Repeat the listing exactly as given, omitting every image.

(Dataset entries)
****************************************

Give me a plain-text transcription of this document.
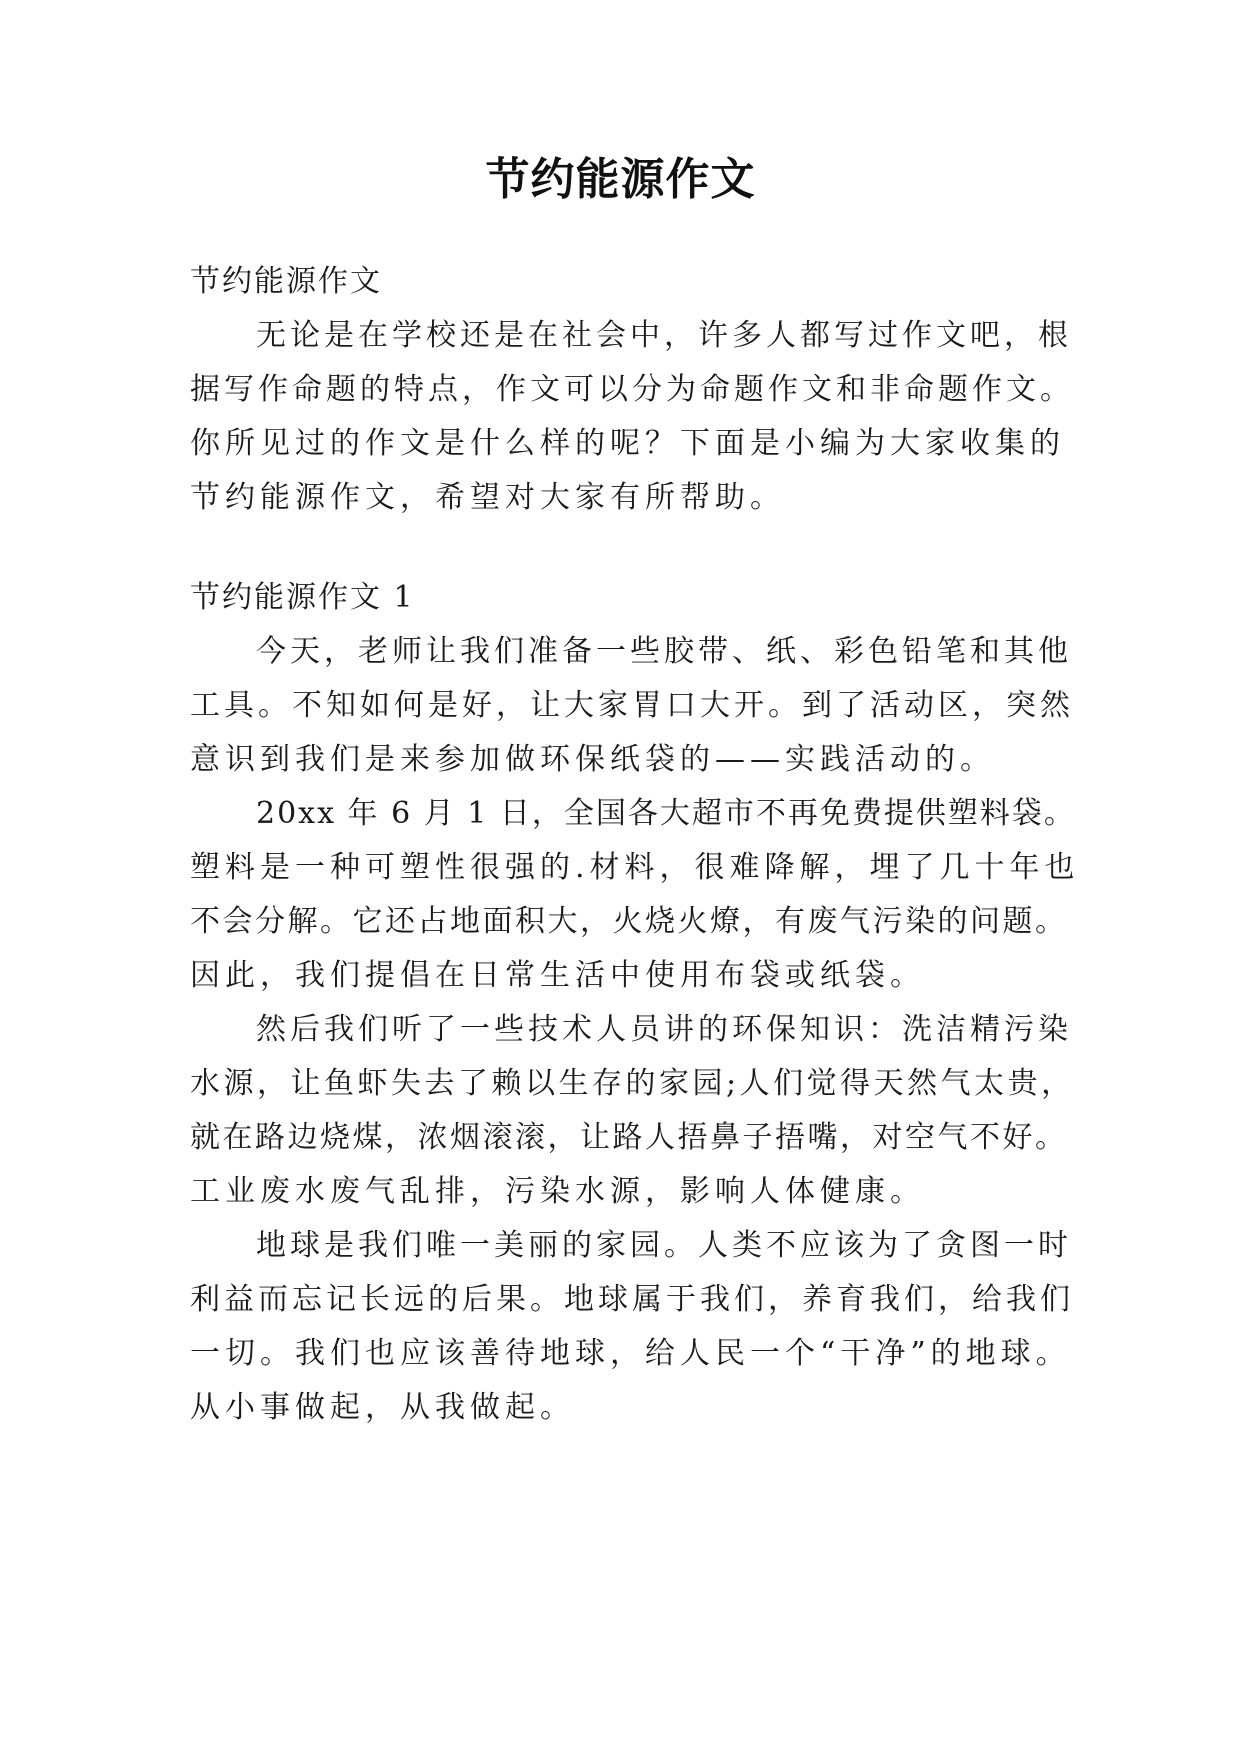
节约能源作文

节约能源作文

无论是在学校还是在社会中，许多人都写过作文吧，根

据写作命题的特点，作文可以分为命题作文和非命题作文。

你所见过的作文是什么样的呢？下面是小编为大家收集的

节约能源作文，希望对大家有所帮助。

节约能源作文 1

今天，老师让我们准备一些胶带、纸、彩色铅笔和其他

工具。不知如何是好，让大家胃口大开。到了活动区，突然

意识到我们是来参加做环保纸袋的——实践活动的。

20xx 年 6 月 1 日，全国各大超市不再免费提供塑料袋。

塑料是一种可塑性很强的.材料，很难降解，埋了几十年也

不会分解。它还占地面积大，火烧火燎，有废气污染的问题。

因此，我们提倡在日常生活中使用布袋或纸袋。

然后我们听了一些技术人员讲的环保知识：洗洁精污染

水源，让鱼虾失去了赖以生存的家园;人们觉得天然气太贵，

就在路边烧煤，浓烟滚滚，让路人捂鼻子捂嘴，对空气不好。

工业废水废气乱排，污染水源，影响人体健康。

地球是我们唯一美丽的家园。人类不应该为了贪图一时

利益而忘记长远的后果。地球属于我们，养育我们，给我们

一切。我们也应该善待地球，给人民一个“干净”的地球。

从小事做起，从我做起。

****************************************

[Exercise solution]:
Give me a plain-text transcription of this document.
节约能源作文

节约能源作文

无论是在学校还是在社会中，许多人都写过作文吧，根

据写作命题的特点，作文可以分为命题作文和非命题作文。

你所见过的作文是什么样的呢？下面是小编为大家收集的

节约能源作文，希望对大家有所帮助。

节约能源作文 1

今天，老师让我们准备一些胶带、纸、彩色铅笔和其他

工具。不知如何是好，让大家胃口大开。到了活动区，突然

意识到我们是来参加做环保纸袋的——实践活动的。

20xx 年 6 月 1 日，全国各大超市不再免费提供塑料袋。

塑料是一种可塑性很强的.材料，很难降解，埋了几十年也

不会分解。它还占地面积大，火烧火燎，有废气污染的问题。

因此，我们提倡在日常生活中使用布袋或纸袋。

然后我们听了一些技术人员讲的环保知识：洗洁精污染

水源，让鱼虾失去了赖以生存的家园;人们觉得天然气太贵，

就在路边烧煤，浓烟滚滚，让路人捂鼻子捂嘴，对空气不好。

工业废水废气乱排，污染水源，影响人体健康。

地球是我们唯一美丽的家园。人类不应该为了贪图一时

利益而忘记长远的后果。地球属于我们，养育我们，给我们

一切。我们也应该善待地球，给人民一个“干净”的地球。

从小事做起，从我做起。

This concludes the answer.